What you are asked to do: Exact repetition of every entry is required.

Supplied data:

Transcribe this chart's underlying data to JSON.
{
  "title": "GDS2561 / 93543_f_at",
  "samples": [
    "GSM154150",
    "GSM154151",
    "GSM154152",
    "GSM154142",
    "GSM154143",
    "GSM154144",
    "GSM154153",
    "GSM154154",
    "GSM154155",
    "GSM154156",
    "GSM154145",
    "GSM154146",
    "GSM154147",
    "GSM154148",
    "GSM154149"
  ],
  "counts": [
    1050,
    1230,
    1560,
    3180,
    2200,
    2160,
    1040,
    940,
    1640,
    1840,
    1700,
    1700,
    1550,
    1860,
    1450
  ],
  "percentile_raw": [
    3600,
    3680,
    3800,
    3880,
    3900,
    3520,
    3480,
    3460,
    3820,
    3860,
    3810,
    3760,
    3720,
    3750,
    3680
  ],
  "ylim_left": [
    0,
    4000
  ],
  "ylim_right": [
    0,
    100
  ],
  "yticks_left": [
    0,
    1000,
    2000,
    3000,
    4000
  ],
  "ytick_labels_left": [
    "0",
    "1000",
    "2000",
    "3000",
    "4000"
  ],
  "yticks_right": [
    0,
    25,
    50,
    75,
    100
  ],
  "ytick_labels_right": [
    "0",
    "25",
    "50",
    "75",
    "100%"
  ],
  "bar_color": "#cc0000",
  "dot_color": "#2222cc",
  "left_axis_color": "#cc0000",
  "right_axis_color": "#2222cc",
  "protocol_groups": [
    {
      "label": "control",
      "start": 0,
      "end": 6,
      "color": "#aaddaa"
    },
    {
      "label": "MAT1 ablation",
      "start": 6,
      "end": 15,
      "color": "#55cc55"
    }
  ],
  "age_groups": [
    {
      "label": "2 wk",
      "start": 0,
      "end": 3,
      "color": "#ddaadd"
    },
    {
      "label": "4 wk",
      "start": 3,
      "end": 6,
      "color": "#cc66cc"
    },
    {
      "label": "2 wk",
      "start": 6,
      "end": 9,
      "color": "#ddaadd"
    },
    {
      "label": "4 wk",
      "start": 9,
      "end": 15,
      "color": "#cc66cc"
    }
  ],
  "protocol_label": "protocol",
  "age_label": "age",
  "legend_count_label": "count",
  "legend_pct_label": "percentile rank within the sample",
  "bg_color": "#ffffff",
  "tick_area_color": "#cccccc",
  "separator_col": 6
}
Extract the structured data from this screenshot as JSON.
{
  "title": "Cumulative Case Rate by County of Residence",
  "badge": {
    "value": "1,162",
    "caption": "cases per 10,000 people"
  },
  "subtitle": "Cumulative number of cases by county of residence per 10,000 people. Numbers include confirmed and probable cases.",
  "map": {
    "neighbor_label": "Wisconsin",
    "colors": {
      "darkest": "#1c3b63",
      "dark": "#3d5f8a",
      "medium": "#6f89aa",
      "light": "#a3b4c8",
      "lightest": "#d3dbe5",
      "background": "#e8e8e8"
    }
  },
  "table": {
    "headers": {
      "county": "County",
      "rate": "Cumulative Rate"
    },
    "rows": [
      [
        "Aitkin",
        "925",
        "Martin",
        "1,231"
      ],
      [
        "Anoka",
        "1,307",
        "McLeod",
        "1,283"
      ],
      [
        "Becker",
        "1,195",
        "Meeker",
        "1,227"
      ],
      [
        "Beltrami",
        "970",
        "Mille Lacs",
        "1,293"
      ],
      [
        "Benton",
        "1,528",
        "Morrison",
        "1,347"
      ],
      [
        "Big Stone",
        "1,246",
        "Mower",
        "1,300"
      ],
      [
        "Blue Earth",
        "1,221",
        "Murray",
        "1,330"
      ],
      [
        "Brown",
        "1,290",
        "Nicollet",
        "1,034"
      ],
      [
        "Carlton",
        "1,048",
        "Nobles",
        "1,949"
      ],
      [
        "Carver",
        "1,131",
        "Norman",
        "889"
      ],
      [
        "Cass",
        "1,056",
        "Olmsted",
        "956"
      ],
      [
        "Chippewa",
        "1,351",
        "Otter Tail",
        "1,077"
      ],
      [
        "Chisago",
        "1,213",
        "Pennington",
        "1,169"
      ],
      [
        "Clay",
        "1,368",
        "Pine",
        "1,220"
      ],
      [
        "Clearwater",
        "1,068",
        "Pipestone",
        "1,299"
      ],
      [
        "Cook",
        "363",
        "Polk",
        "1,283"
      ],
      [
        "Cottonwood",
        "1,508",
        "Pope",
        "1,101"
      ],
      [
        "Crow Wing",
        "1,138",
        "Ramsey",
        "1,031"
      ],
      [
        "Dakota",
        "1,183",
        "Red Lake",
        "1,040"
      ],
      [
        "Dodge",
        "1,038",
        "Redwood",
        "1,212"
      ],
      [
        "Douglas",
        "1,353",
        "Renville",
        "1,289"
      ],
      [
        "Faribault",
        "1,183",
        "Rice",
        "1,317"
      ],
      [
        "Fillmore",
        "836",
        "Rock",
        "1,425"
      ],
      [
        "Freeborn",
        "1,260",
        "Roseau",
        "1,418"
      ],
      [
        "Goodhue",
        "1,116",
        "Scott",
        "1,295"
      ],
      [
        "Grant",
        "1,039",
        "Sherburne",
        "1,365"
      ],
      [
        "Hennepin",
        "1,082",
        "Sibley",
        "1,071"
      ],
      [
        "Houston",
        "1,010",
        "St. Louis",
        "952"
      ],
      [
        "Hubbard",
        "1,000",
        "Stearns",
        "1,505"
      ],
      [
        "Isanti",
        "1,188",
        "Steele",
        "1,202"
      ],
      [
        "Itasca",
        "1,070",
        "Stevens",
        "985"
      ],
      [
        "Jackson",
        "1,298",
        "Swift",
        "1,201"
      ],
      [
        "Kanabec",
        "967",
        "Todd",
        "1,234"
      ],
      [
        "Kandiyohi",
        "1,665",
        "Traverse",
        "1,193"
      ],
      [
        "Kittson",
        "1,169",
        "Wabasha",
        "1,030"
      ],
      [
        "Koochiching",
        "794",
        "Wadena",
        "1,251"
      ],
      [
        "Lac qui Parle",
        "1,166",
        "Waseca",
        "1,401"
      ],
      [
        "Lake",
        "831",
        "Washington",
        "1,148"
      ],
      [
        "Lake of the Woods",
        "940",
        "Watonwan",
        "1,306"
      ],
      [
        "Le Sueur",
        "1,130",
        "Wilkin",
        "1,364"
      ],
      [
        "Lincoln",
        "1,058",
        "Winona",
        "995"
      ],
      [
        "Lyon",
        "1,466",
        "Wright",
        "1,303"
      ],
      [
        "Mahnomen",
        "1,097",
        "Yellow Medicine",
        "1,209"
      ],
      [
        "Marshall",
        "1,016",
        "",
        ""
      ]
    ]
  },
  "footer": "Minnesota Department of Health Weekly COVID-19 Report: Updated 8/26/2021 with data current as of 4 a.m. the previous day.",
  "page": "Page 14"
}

Exercise answer:
Transcribe this chart's underlying data to JSON.
{
  "title": "GDS2561 / 93543_f_at",
  "samples": [
    "GSM154150",
    "GSM154151",
    "GSM154152",
    "GSM154142",
    "GSM154143",
    "GSM154144",
    "GSM154153",
    "GSM154154",
    "GSM154155",
    "GSM154156",
    "GSM154145",
    "GSM154146",
    "GSM154147",
    "GSM154148",
    "GSM154149"
  ],
  "counts": [
    1050,
    1230,
    1560,
    3180,
    2200,
    2160,
    1040,
    940,
    1640,
    1840,
    1700,
    1700,
    1550,
    1860,
    1450
  ],
  "percentile_raw": [
    3600,
    3680,
    3800,
    3880,
    3900,
    3520,
    3480,
    3460,
    3820,
    3860,
    3810,
    3760,
    3720,
    3750,
    3680
  ],
  "ylim_left": [
    0,
    4000
  ],
  "ylim_right": [
    0,
    100
  ],
  "yticks_left": [
    0,
    1000,
    2000,
    3000,
    4000
  ],
  "ytick_labels_left": [
    "0",
    "1000",
    "2000",
    "3000",
    "4000"
  ],
  "yticks_right": [
    0,
    25,
    50,
    75,
    100
  ],
  "ytick_labels_right": [
    "0",
    "25",
    "50",
    "75",
    "100%"
  ],
  "bar_color": "#cc0000",
  "dot_color": "#2222cc",
  "left_axis_color": "#cc0000",
  "right_axis_color": "#2222cc",
  "protocol_groups": [
    {
      "label": "control",
      "start": 0,
      "end": 6,
      "color": "#aaddaa"
    },
    {
      "label": "MAT1 ablation",
      "start": 6,
      "end": 15,
      "color": "#55cc55"
    }
  ],
  "age_groups": [
    {
      "label": "2 wk",
      "start": 0,
      "end": 3,
      "color": "#ddaadd"
    },
    {
      "label": "4 wk",
      "start": 3,
      "end": 6,
      "color": "#cc66cc"
    },
    {
      "label": "2 wk",
      "start": 6,
      "end": 9,
      "color": "#ddaadd"
    },
    {
      "label": "4 wk",
      "start": 9,
      "end": 15,
      "color": "#cc66cc"
    }
  ],
  "protocol_label": "protocol",
  "age_label": "age",
  "legend_count_label": "count",
  "legend_pct_label": "percentile rank within the sample",
  "bg_color": "#ffffff",
  "tick_area_color": "#cccccc",
  "separator_col": 6
}
Extract the structured data from this screenshot as JSON.
{
  "title": "Cumulative Case Rate by County of Residence",
  "badge": {
    "value": "1,162",
    "caption": "cases per 10,000 people"
  },
  "subtitle": "Cumulative number of cases by county of residence per 10,000 people. Numbers include confirmed and probable cases.",
  "map": {
    "neighbor_label": "Wisconsin",
    "colors": {
      "darkest": "#1c3b63",
      "dark": "#3d5f8a",
      "medium": "#6f89aa",
      "light": "#a3b4c8",
      "lightest": "#d3dbe5",
      "background": "#e8e8e8"
    }
  },
  "table": {
    "headers": {
      "county": "County",
      "rate": "Cumulative Rate"
    },
    "rows": [
      [
        "Aitkin",
        "925",
        "Martin",
        "1,231"
      ],
      [
        "Anoka",
        "1,307",
        "McLeod",
        "1,283"
      ],
      [
        "Becker",
        "1,195",
        "Meeker",
        "1,227"
      ],
      [
        "Beltrami",
        "970",
        "Mille Lacs",
        "1,293"
      ],
      [
        "Benton",
        "1,528",
        "Morrison",
        "1,347"
      ],
      [
        "Big Stone",
        "1,246",
        "Mower",
        "1,300"
      ],
      [
        "Blue Earth",
        "1,221",
        "Murray",
        "1,330"
      ],
      [
        "Brown",
        "1,290",
        "Nicollet",
        "1,034"
      ],
      [
        "Carlton",
        "1,048",
        "Nobles",
        "1,949"
      ],
      [
        "Carver",
        "1,131",
        "Norman",
        "889"
      ],
      [
        "Cass",
        "1,056",
        "Olmsted",
        "956"
      ],
      [
        "Chippewa",
        "1,351",
        "Otter Tail",
        "1,077"
      ],
      [
        "Chisago",
        "1,213",
        "Pennington",
        "1,169"
      ],
      [
        "Clay",
        "1,368",
        "Pine",
        "1,220"
      ],
      [
        "Clearwater",
        "1,068",
        "Pipestone",
        "1,299"
      ],
      [
        "Cook",
        "363",
        "Polk",
        "1,283"
      ],
      [
        "Cottonwood",
        "1,508",
        "Pope",
        "1,101"
      ],
      [
        "Crow Wing",
        "1,138",
        "Ramsey",
        "1,031"
      ],
      [
        "Dakota",
        "1,183",
        "Red Lake",
        "1,040"
      ],
      [
        "Dodge",
        "1,038",
        "Redwood",
        "1,212"
      ],
      [
        "Douglas",
        "1,353",
        "Renville",
        "1,289"
      ],
      [
        "Faribault",
        "1,183",
        "Rice",
        "1,317"
      ],
      [
        "Fillmore",
        "836",
        "Rock",
        "1,425"
      ],
      [
        "Freeborn",
        "1,260",
        "Roseau",
        "1,418"
      ],
      [
        "Goodhue",
        "1,116",
        "Scott",
        "1,295"
      ],
      [
        "Grant",
        "1,039",
        "Sherburne",
        "1,365"
      ],
      [
        "Hennepin",
        "1,082",
        "Sibley",
        "1,071"
      ],
      [
        "Houston",
        "1,010",
        "St. Louis",
        "952"
      ],
      [
        "Hubbard",
        "1,000",
        "Stearns",
        "1,505"
      ],
      [
        "Isanti",
        "1,188",
        "Steele",
        "1,202"
      ],
      [
        "Itasca",
        "1,070",
        "Stevens",
        "985"
      ],
      [
        "Jackson",
        "1,298",
        "Swift",
        "1,201"
      ],
      [
        "Kanabec",
        "967",
        "Todd",
        "1,234"
      ],
      [
        "Kandiyohi",
        "1,665",
        "Traverse",
        "1,193"
      ],
      [
        "Kittson",
        "1,169",
        "Wabasha",
        "1,030"
      ],
      [
        "Koochiching",
        "794",
        "Wadena",
        "1,251"
      ],
      [
        "Lac qui Parle",
        "1,166",
        "Waseca",
        "1,401"
      ],
      [
        "Lake",
        "831",
        "Washington",
        "1,148"
      ],
      [
        "Lake of the Woods",
        "940",
        "Watonwan",
        "1,306"
      ],
      [
        "Le Sueur",
        "1,130",
        "Wilkin",
        "1,364"
      ],
      [
        "Lincoln",
        "1,058",
        "Winona",
        "995"
      ],
      [
        "Lyon",
        "1,466",
        "Wright",
        "1,303"
      ],
      [
        "Mahnomen",
        "1,097",
        "Yellow Medicine",
        "1,209"
      ],
      [
        "Marshall",
        "1,016",
        "",
        ""
      ]
    ]
  },
  "footer": "Minnesota Department of Health Weekly COVID-19 Report: Updated 8/26/2021 with data current as of 4 a.m. the previous day.",
  "page": "Page 14"
}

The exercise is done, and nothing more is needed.